*Exercise requirements*:
Copy everything in the data below exactly except the pictures.

*Supplied information*:
━━━━━━

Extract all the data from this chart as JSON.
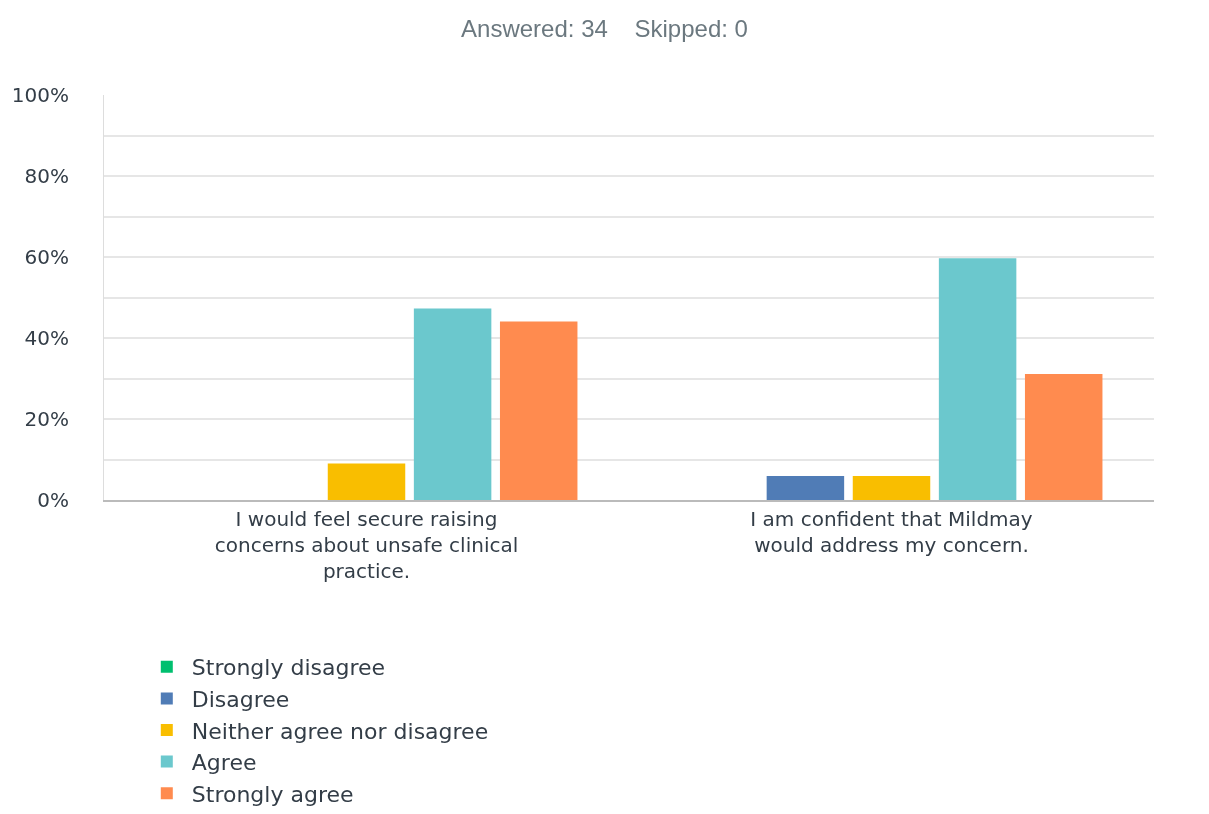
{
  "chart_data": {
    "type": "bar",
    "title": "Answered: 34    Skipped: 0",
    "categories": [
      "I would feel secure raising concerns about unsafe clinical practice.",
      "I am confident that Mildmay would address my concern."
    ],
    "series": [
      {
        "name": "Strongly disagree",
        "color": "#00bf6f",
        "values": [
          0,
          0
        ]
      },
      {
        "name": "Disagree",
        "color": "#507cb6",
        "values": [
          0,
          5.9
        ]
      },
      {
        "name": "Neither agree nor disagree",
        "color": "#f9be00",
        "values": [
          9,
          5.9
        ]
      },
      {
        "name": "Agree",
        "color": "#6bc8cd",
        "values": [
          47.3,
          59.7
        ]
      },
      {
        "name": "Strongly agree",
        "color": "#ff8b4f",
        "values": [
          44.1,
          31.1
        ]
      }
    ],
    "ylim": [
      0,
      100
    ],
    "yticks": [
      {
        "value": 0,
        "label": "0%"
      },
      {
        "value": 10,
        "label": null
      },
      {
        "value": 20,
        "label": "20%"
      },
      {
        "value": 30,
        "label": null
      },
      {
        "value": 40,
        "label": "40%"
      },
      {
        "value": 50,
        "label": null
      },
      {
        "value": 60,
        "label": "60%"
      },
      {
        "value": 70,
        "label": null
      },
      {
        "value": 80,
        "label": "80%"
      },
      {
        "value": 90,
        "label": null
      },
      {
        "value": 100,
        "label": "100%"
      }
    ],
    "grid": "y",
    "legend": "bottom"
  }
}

━━━━━━

*Finished answer*:
Extract all the data from this chart as JSON.
{
  "chart_data": {
    "type": "bar",
    "title": "Answered: 34    Skipped: 0",
    "categories": [
      "I would feel secure raising concerns about unsafe clinical practice.",
      "I am confident that Mildmay would address my concern."
    ],
    "series": [
      {
        "name": "Strongly disagree",
        "color": "#00bf6f",
        "values": [
          0,
          0
        ]
      },
      {
        "name": "Disagree",
        "color": "#507cb6",
        "values": [
          0,
          5.9
        ]
      },
      {
        "name": "Neither agree nor disagree",
        "color": "#f9be00",
        "values": [
          9,
          5.9
        ]
      },
      {
        "name": "Agree",
        "color": "#6bc8cd",
        "values": [
          47.3,
          59.7
        ]
      },
      {
        "name": "Strongly agree",
        "color": "#ff8b4f",
        "values": [
          44.1,
          31.1
        ]
      }
    ],
    "ylim": [
      0,
      100
    ],
    "yticks": [
      {
        "value": 0,
        "label": "0%"
      },
      {
        "value": 10,
        "label": null
      },
      {
        "value": 20,
        "label": "20%"
      },
      {
        "value": 30,
        "label": null
      },
      {
        "value": 40,
        "label": "40%"
      },
      {
        "value": 50,
        "label": null
      },
      {
        "value": 60,
        "label": "60%"
      },
      {
        "value": 70,
        "label": null
      },
      {
        "value": 80,
        "label": "80%"
      },
      {
        "value": 90,
        "label": null
      },
      {
        "value": 100,
        "label": "100%"
      }
    ],
    "grid": "y",
    "legend": "bottom"
  }
}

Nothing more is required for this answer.